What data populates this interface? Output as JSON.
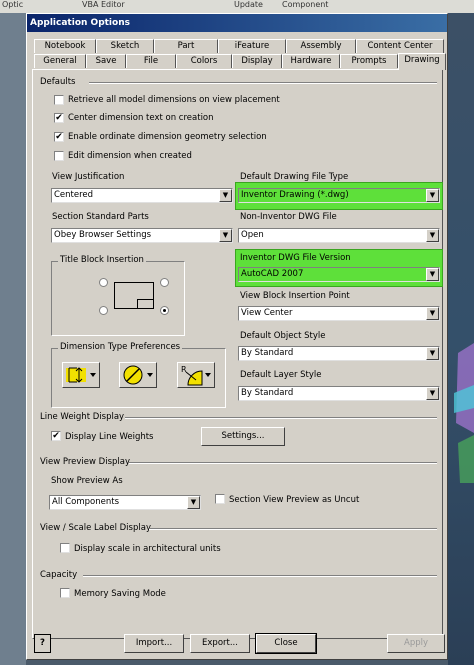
{
  "background": {
    "left_label": "Optic",
    "top_items": [
      "VBA Editor",
      "Update",
      "Component"
    ]
  },
  "dialog": {
    "title": "Application Options",
    "tabs_row1": [
      "Notebook",
      "Sketch",
      "Part",
      "iFeature",
      "Assembly",
      "Content Center"
    ],
    "tabs_row2": [
      "General",
      "Save",
      "File",
      "Colors",
      "Display",
      "Hardware",
      "Prompts",
      "Drawing"
    ],
    "active_tab": "Drawing"
  },
  "defaults": {
    "heading": "Defaults",
    "retrieve_dims": {
      "label": "Retrieve all model dimensions on view placement",
      "checked": false
    },
    "center_text": {
      "label": "Center dimension text on creation",
      "checked": true
    },
    "ordinate_geometry": {
      "label": "Enable ordinate dimension geometry selection",
      "checked": true
    },
    "edit_dim": {
      "label": "Edit dimension when created",
      "checked": false
    },
    "view_justification": {
      "label": "View Justification",
      "value": "Centered"
    },
    "section_std_parts": {
      "label": "Section Standard Parts",
      "value": "Obey Browser Settings"
    },
    "default_drawing_type": {
      "label": "Default Drawing File Type",
      "value": "Inventor Drawing (*.dwg)"
    },
    "non_inventor_dwg": {
      "label": "Non-Inventor DWG File",
      "value": "Open"
    },
    "dwg_version": {
      "label": "Inventor DWG File Version",
      "value": "AutoCAD 2007"
    },
    "view_block_insertion": {
      "label": "View Block Insertion Point",
      "value": "View Center"
    },
    "default_object_style": {
      "label": "Default Object Style",
      "value": "By Standard"
    },
    "default_layer_style": {
      "label": "Default Layer Style",
      "value": "By Standard"
    },
    "title_block": {
      "label": "Title Block Insertion",
      "selected": "bottom-right"
    },
    "dim_type_prefs": {
      "label": "Dimension Type Preferences"
    },
    "highlight_color": "#5ee03a"
  },
  "line_weight": {
    "heading": "Line Weight Display",
    "display_line_weights": {
      "label": "Display Line Weights",
      "checked": true
    },
    "settings_button": "Settings..."
  },
  "view_preview": {
    "heading": "View Preview Display",
    "show_preview_label": "Show Preview As",
    "show_preview_value": "All Components",
    "section_uncut": {
      "label": "Section View Preview as Uncut",
      "checked": false
    }
  },
  "scale_label": {
    "heading": "View / Scale Label Display",
    "arch_units": {
      "label": "Display scale in architectural units",
      "checked": false
    }
  },
  "capacity": {
    "heading": "Capacity",
    "memory_saving": {
      "label": "Memory Saving Mode",
      "checked": false
    }
  },
  "buttons": {
    "help": "?",
    "import": "Import...",
    "export": "Export...",
    "close": "Close",
    "apply": "Apply"
  }
}
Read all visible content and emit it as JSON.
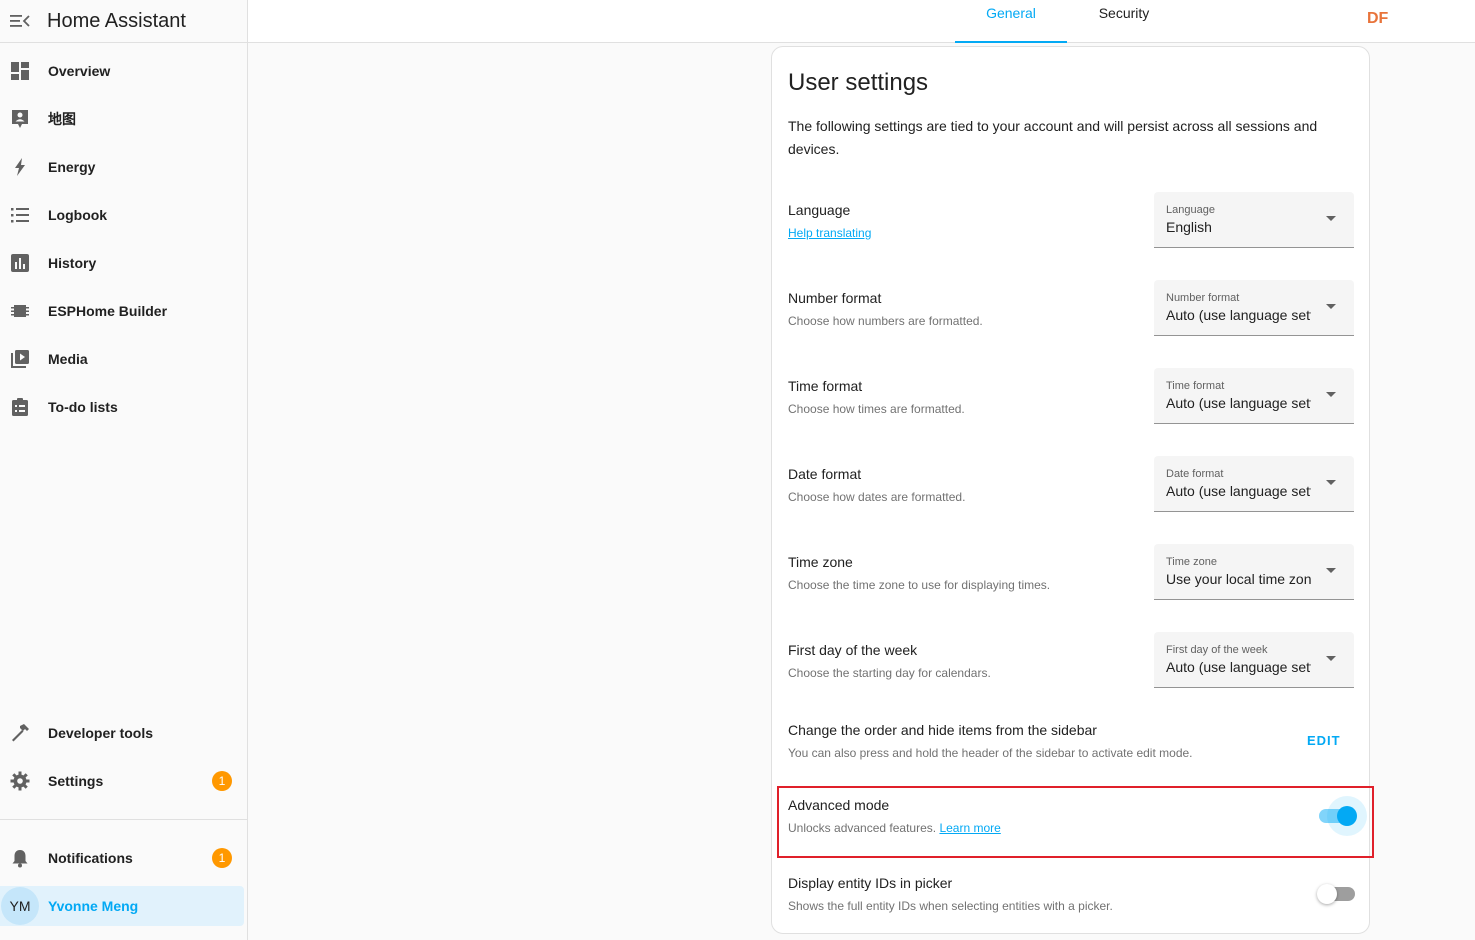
{
  "app": {
    "title": "Home Assistant"
  },
  "sidebar": {
    "items": [
      {
        "label": "Overview",
        "icon": "dashboard-icon"
      },
      {
        "label": "地图",
        "icon": "map-account-icon"
      },
      {
        "label": "Energy",
        "icon": "lightning-bolt-icon"
      },
      {
        "label": "Logbook",
        "icon": "list-icon"
      },
      {
        "label": "History",
        "icon": "chart-box-icon"
      },
      {
        "label": "ESPHome Builder",
        "icon": "chip-icon"
      },
      {
        "label": "Media",
        "icon": "play-box-multiple-icon"
      },
      {
        "label": "To-do lists",
        "icon": "clipboard-list-icon"
      }
    ],
    "developer_tools": {
      "label": "Developer tools",
      "icon": "hammer-icon"
    },
    "settings": {
      "label": "Settings",
      "icon": "gear-icon",
      "badge": "1"
    },
    "notifications": {
      "label": "Notifications",
      "icon": "bell-icon",
      "badge": "1"
    },
    "user": {
      "initials": "YM",
      "name": "Yvonne Meng"
    }
  },
  "tabs": [
    {
      "label": "General",
      "active": true
    },
    {
      "label": "Security",
      "active": false
    }
  ],
  "brand_logo": "DF",
  "card": {
    "title": "User settings",
    "description": "The following settings are tied to your account and will persist across all sessions and devices.",
    "language": {
      "title": "Language",
      "link": "Help translating",
      "select_label": "Language",
      "select_value": "English"
    },
    "number_format": {
      "title": "Number format",
      "subtitle": "Choose how numbers are formatted.",
      "select_label": "Number format",
      "select_value": "Auto (use language setting)"
    },
    "time_format": {
      "title": "Time format",
      "subtitle": "Choose how times are formatted.",
      "select_label": "Time format",
      "select_value": "Auto (use language setting)"
    },
    "date_format": {
      "title": "Date format",
      "subtitle": "Choose how dates are formatted.",
      "select_label": "Date format",
      "select_value": "Auto (use language setting)"
    },
    "time_zone": {
      "title": "Time zone",
      "subtitle": "Choose the time zone to use for displaying times.",
      "select_label": "Time zone",
      "select_value": "Use your local time zone"
    },
    "first_day": {
      "title": "First day of the week",
      "subtitle": "Choose the starting day for calendars.",
      "select_label": "First day of the week",
      "select_value": "Auto (use language setting)"
    },
    "sidebar_order": {
      "title": "Change the order and hide items from the sidebar",
      "subtitle": "You can also press and hold the header of the sidebar to activate edit mode.",
      "button": "EDIT"
    },
    "advanced_mode": {
      "title": "Advanced mode",
      "subtitle": "Unlocks advanced features.",
      "link": "Learn more",
      "enabled": true
    },
    "entity_ids": {
      "title": "Display entity IDs in picker",
      "subtitle": "Shows the full entity IDs when selecting entities with a picker.",
      "enabled": false
    }
  },
  "colors": {
    "accent": "#03a9f4",
    "badge": "#ff9800",
    "highlight": "#e0202a"
  }
}
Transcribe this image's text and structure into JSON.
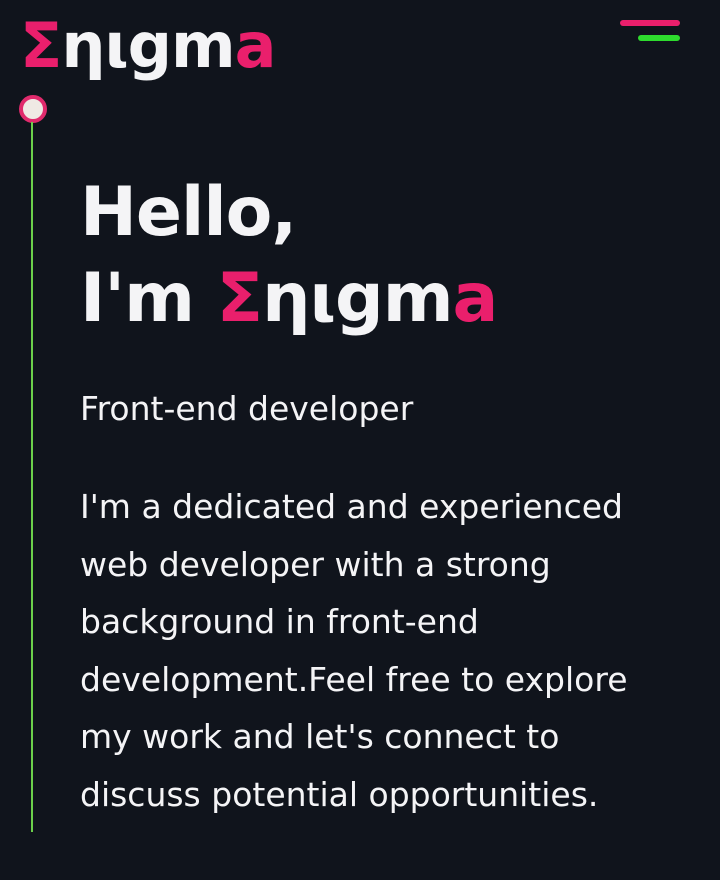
{
  "header": {
    "logo": {
      "part1": "Σηιgm",
      "part2": "a"
    },
    "menu_icon": "hamburger-menu-icon"
  },
  "hero": {
    "greeting_line1": "Hello,",
    "greeting_line2_prefix": "I'm ",
    "name_part1": "Σηιgm",
    "name_part2": "a",
    "role": "Front-end developer",
    "bio_lines": [
      "I'm a dedicated and experienced",
      "web developer with a strong",
      "background in front-end",
      "development.Feel free to explore",
      "my work and let's connect to",
      "discuss potential opportunities."
    ]
  },
  "colors": {
    "background": "#10141c",
    "accent_pink": "#ea1f6c",
    "accent_green": "#2edb2e",
    "timeline_green": "#6cd04b",
    "text": "#f4f4f6"
  }
}
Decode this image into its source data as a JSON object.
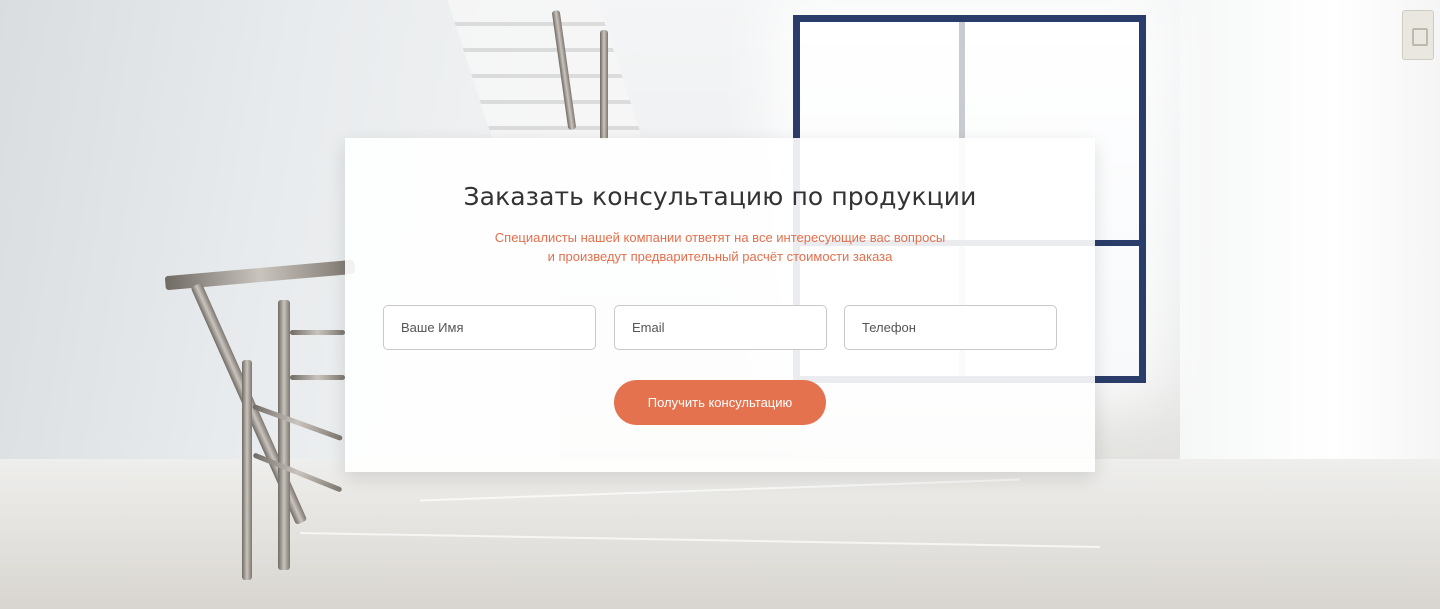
{
  "consultation": {
    "title": "Заказать консультацию по продукции",
    "subtitle_line1": "Специалисты нашей компании ответят на все интересующие вас вопросы",
    "subtitle_line2": "и произведут предварительный расчёт стоимости заказа",
    "fields": {
      "name_placeholder": "Ваше Имя",
      "email_placeholder": "Email",
      "phone_placeholder": "Телефон"
    },
    "submit_label": "Получить консультацию"
  },
  "colors": {
    "accent": "#e4724e",
    "subtitle": "#e46f4c",
    "title": "#333333",
    "window_frame": "#2a3d6a"
  }
}
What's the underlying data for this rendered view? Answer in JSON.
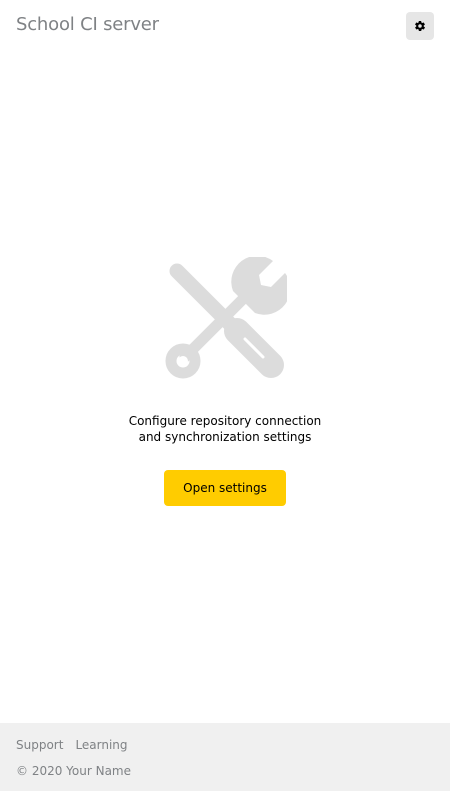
{
  "header": {
    "title": "School CI server",
    "settings_icon": "gear-icon"
  },
  "main": {
    "illustration_icon": "tools-icon",
    "message_line1": "Configure repository connection",
    "message_line2": "and synchronization settings",
    "button_label": "Open settings"
  },
  "footer": {
    "links": [
      {
        "label": "Support"
      },
      {
        "label": "Learning"
      }
    ],
    "copyright": "© 2020 Your Name"
  },
  "colors": {
    "accent": "#ffcc00",
    "muted_text": "#7f8285",
    "footer_bg": "#f0f0f0",
    "icon_gray": "#dcdcdc",
    "button_bg": "#e6e6e6"
  }
}
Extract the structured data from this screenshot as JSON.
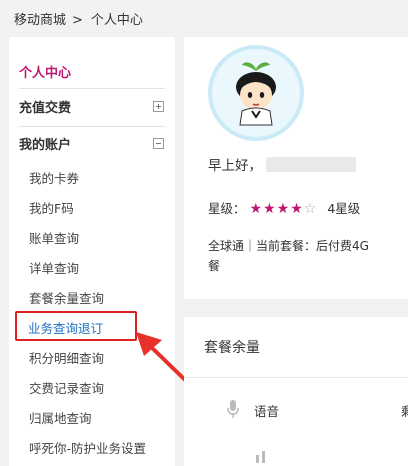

== DIRECTIONS ==
Say how many lines in the records hold the string "What", and say nothing else.

== SOLUTION TO THIS PROBLEM ==
2